(Saved data entries)
***
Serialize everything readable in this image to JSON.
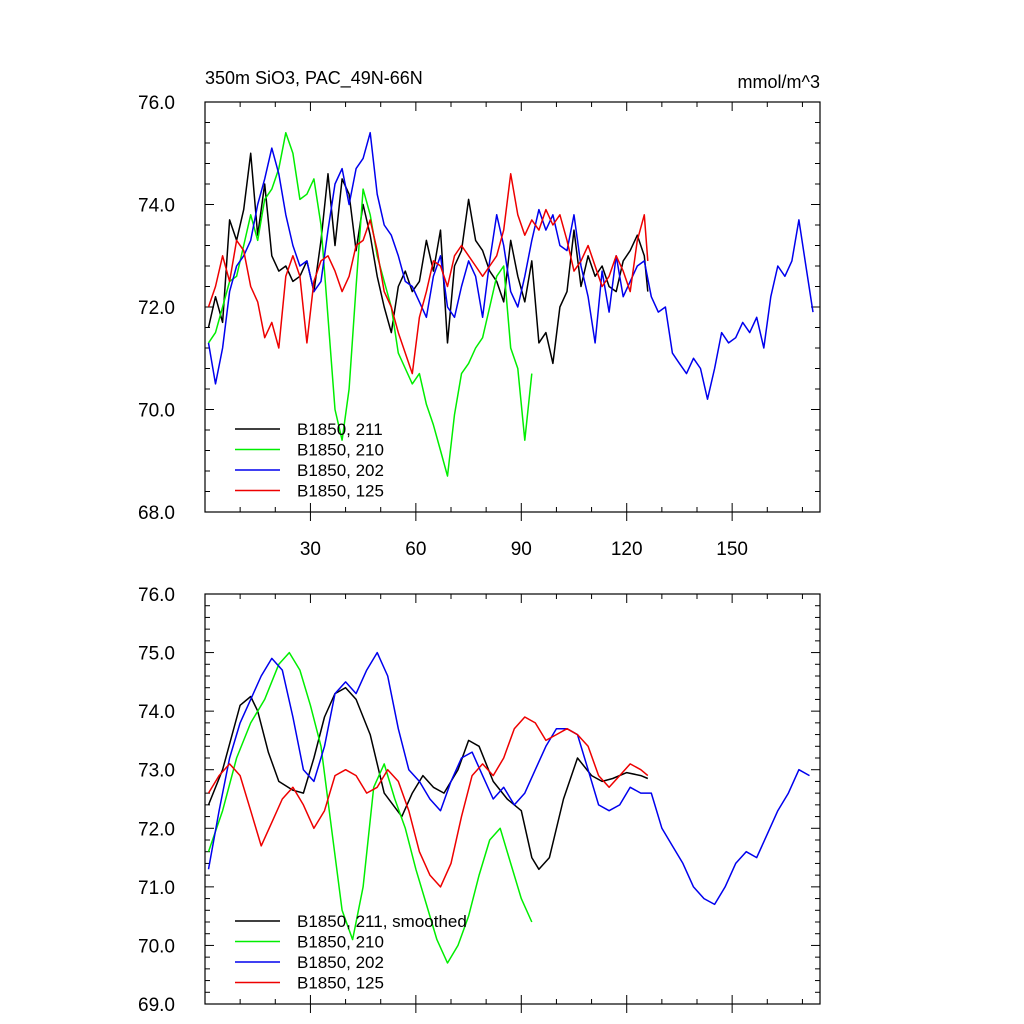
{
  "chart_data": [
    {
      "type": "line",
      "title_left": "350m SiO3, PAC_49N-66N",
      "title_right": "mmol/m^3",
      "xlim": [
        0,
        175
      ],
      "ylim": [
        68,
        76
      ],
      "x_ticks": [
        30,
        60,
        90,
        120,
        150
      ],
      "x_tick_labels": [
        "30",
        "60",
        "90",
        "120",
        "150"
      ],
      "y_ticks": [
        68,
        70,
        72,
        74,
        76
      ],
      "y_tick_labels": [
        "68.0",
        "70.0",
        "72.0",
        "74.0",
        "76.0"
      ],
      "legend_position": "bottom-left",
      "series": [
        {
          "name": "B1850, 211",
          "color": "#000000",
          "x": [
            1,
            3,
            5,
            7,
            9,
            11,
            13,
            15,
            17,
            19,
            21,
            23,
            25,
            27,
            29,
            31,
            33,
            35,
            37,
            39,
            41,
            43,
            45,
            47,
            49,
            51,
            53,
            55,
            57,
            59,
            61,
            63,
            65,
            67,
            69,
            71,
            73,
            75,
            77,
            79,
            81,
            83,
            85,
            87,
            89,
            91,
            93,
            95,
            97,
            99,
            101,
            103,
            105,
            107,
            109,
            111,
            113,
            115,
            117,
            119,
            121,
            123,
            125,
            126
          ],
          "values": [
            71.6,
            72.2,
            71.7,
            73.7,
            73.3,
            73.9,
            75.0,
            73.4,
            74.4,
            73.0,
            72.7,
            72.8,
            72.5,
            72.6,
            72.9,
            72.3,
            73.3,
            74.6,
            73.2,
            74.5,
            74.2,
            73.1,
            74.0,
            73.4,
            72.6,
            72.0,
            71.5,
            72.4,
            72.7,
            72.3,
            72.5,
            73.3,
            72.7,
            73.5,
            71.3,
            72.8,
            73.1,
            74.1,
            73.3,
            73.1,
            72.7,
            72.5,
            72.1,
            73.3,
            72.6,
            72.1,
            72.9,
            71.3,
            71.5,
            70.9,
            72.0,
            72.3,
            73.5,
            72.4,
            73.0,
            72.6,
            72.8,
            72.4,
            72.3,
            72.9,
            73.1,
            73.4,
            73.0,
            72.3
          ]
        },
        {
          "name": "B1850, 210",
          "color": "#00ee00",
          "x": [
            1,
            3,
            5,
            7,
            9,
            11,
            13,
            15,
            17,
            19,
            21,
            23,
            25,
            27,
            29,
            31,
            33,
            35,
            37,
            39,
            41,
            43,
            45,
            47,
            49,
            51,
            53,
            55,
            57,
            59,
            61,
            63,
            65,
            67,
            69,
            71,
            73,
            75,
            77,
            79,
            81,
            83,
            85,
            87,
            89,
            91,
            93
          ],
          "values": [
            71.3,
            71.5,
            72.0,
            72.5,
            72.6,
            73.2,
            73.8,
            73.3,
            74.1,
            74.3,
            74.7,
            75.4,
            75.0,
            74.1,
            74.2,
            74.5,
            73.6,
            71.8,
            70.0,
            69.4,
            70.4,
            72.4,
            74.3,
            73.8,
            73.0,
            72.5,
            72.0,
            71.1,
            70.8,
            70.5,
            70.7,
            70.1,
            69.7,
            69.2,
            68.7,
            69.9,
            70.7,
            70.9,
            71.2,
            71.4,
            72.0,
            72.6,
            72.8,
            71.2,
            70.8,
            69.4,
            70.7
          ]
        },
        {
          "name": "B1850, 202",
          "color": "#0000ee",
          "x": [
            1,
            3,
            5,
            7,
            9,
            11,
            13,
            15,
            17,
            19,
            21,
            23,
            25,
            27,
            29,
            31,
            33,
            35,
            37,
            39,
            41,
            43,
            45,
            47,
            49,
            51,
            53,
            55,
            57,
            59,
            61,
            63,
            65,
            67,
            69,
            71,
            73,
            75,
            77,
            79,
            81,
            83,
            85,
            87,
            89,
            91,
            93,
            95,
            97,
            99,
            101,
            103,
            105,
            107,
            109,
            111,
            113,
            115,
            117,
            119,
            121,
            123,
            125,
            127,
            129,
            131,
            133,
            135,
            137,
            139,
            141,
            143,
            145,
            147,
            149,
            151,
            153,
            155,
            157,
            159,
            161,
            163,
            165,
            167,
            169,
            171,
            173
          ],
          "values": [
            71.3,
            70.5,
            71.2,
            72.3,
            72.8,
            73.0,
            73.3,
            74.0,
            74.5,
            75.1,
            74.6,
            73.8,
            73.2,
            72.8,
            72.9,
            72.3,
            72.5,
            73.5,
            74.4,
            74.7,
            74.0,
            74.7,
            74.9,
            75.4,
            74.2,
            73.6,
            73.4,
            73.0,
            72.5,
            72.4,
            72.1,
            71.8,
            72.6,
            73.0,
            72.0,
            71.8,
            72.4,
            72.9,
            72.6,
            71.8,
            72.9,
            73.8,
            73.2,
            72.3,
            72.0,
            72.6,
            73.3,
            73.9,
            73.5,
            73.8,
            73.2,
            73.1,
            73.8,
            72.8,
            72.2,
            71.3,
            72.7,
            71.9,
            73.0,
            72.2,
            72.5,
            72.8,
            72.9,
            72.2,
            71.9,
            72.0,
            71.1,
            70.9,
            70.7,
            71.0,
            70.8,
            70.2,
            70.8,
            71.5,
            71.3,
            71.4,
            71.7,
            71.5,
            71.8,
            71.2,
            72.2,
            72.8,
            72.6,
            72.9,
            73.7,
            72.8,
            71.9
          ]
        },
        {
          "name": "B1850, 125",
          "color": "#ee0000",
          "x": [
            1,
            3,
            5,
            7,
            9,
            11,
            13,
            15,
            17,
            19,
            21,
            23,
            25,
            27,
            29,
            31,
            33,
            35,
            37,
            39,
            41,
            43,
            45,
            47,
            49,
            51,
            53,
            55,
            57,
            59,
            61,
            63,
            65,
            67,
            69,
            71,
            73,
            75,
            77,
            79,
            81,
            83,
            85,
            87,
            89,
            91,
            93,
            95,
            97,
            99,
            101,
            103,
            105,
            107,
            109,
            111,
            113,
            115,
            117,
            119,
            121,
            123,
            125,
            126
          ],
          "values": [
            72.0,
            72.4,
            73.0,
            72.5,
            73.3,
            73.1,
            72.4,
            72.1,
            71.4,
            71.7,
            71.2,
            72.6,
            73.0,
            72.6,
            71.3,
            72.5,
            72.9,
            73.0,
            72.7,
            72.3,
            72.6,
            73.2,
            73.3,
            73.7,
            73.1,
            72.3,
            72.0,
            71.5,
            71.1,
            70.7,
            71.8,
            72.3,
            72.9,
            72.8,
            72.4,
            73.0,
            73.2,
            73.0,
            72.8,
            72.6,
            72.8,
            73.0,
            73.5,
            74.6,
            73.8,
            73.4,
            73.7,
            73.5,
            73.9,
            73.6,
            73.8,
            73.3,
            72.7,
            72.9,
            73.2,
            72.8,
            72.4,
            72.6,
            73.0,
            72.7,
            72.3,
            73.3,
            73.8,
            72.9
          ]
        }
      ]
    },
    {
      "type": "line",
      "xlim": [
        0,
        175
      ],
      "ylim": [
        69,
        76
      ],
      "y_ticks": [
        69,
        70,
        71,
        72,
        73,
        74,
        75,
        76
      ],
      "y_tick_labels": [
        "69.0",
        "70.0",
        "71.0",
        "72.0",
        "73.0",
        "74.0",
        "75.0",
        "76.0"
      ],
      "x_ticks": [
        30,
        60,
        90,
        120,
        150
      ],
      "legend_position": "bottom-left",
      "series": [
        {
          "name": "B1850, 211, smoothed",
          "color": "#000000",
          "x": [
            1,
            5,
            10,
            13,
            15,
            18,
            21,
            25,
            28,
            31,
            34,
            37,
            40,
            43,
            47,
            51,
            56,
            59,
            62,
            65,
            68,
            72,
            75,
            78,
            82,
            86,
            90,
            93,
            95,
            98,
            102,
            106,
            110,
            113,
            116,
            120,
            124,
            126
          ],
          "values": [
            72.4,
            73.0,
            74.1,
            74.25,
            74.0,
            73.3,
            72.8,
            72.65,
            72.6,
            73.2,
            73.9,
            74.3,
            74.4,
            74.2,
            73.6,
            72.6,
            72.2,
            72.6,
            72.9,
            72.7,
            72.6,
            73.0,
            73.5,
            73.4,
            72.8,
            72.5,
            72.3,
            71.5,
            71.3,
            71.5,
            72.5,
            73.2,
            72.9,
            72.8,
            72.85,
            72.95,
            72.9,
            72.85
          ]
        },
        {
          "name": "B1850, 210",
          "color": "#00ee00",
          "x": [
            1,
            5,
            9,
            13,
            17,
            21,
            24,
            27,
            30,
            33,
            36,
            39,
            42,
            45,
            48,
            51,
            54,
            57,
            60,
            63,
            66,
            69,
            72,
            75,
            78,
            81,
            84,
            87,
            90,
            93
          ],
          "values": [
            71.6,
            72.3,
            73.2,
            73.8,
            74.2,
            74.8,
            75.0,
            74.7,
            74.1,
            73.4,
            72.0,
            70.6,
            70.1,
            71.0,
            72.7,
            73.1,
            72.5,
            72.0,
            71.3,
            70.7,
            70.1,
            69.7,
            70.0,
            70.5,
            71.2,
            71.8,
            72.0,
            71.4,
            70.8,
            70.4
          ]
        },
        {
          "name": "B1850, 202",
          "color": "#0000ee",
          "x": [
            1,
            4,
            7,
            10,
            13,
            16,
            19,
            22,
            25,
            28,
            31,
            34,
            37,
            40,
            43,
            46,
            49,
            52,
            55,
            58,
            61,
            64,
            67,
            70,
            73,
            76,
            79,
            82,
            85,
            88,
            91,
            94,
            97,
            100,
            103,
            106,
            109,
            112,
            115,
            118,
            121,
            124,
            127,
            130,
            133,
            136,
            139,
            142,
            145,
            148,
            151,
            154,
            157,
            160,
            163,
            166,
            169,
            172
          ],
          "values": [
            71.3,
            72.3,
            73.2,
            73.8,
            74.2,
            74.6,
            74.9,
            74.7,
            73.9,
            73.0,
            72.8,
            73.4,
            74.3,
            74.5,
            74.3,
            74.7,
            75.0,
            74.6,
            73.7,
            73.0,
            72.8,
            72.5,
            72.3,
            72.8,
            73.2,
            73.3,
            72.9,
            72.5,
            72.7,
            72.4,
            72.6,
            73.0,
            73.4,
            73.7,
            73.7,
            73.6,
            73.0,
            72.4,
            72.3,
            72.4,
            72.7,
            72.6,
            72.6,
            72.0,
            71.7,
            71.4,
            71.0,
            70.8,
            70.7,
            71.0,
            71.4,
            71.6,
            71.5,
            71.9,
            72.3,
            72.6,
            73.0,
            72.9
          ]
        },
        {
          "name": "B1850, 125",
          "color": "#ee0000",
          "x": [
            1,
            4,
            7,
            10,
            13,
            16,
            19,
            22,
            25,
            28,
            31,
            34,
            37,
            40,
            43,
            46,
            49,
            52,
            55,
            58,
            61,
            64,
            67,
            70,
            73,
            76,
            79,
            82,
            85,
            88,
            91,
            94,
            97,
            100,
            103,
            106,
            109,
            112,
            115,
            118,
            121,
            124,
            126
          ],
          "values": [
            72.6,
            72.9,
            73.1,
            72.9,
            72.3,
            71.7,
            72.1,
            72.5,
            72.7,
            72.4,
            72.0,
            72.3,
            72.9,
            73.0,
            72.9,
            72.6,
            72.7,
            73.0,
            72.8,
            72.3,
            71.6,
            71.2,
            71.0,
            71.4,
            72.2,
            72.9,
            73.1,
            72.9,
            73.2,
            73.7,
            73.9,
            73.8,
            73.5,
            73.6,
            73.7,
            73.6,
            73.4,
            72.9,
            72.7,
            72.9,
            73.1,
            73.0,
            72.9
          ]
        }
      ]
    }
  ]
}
***
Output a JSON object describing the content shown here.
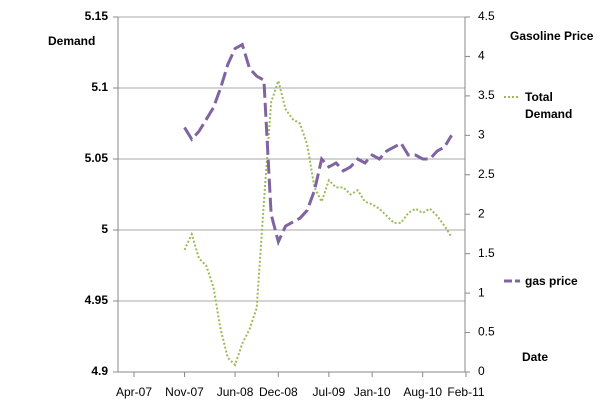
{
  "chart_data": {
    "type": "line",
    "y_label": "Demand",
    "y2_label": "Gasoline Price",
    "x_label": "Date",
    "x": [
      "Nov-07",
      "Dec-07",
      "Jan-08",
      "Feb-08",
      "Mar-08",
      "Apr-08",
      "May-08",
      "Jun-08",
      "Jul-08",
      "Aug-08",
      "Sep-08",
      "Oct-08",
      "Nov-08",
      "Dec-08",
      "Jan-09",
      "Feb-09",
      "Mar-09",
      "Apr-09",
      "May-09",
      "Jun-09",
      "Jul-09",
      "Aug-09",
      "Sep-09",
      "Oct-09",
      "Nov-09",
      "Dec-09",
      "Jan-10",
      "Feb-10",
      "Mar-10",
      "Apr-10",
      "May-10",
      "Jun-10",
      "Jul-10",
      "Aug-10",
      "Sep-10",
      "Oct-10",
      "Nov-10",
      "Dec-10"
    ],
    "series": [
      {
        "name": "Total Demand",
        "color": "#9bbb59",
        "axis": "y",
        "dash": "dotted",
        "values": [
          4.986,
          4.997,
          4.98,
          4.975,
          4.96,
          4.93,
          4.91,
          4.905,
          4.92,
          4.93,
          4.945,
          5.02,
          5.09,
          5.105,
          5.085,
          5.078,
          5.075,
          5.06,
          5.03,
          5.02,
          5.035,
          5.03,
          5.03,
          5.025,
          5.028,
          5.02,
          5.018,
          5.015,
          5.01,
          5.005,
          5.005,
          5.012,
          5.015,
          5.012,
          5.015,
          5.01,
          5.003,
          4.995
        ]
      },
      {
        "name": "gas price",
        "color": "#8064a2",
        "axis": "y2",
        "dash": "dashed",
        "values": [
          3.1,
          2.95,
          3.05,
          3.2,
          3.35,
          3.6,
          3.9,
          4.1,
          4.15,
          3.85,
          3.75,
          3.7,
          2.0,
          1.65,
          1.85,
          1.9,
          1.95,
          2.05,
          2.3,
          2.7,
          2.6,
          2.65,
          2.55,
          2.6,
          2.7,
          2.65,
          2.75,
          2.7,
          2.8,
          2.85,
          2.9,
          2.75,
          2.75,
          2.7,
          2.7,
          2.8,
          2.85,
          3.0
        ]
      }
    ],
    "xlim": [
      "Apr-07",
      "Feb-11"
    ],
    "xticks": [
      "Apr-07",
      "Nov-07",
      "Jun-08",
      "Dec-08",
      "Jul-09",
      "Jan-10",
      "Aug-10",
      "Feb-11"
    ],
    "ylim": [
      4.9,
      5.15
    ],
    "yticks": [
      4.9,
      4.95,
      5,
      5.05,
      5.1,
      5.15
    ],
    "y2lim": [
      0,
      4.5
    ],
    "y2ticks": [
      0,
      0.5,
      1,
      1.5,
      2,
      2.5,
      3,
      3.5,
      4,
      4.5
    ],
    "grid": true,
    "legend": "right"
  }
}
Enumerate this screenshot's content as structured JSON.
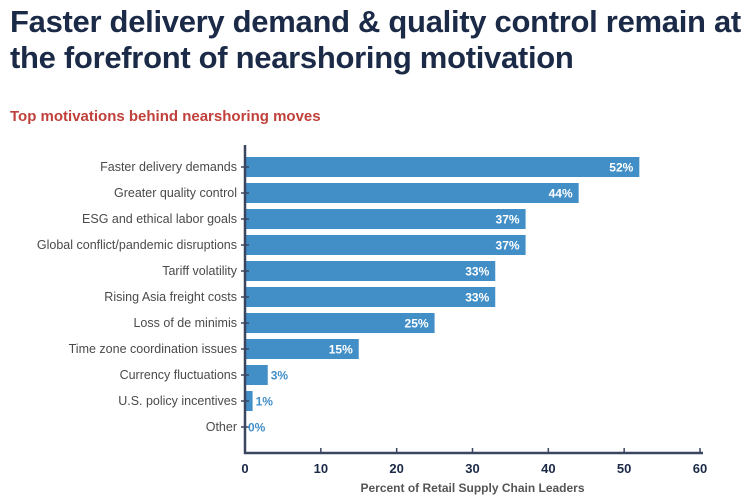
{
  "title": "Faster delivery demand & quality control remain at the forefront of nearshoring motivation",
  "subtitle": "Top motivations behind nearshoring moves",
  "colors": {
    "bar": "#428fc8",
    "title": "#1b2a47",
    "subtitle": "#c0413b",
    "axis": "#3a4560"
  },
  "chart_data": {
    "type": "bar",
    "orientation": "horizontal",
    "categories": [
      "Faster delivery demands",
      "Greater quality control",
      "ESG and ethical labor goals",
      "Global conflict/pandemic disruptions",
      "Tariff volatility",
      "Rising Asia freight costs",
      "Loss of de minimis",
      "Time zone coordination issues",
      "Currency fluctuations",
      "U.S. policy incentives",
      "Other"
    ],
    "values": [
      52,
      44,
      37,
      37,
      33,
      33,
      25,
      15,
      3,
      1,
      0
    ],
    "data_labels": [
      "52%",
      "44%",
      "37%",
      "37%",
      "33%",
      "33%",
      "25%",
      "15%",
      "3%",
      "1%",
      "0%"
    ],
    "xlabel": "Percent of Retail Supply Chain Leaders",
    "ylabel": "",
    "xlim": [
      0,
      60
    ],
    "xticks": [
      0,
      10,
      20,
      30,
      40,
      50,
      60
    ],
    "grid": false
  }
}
***
* **PROBLEM REQUIREMENTS**
Search the entries for the word "type" and copy every line that has it.

* **TASK SOLUTION**
      "type": "line",
      "type": "line",
    "type": "line",
    "type": "bar",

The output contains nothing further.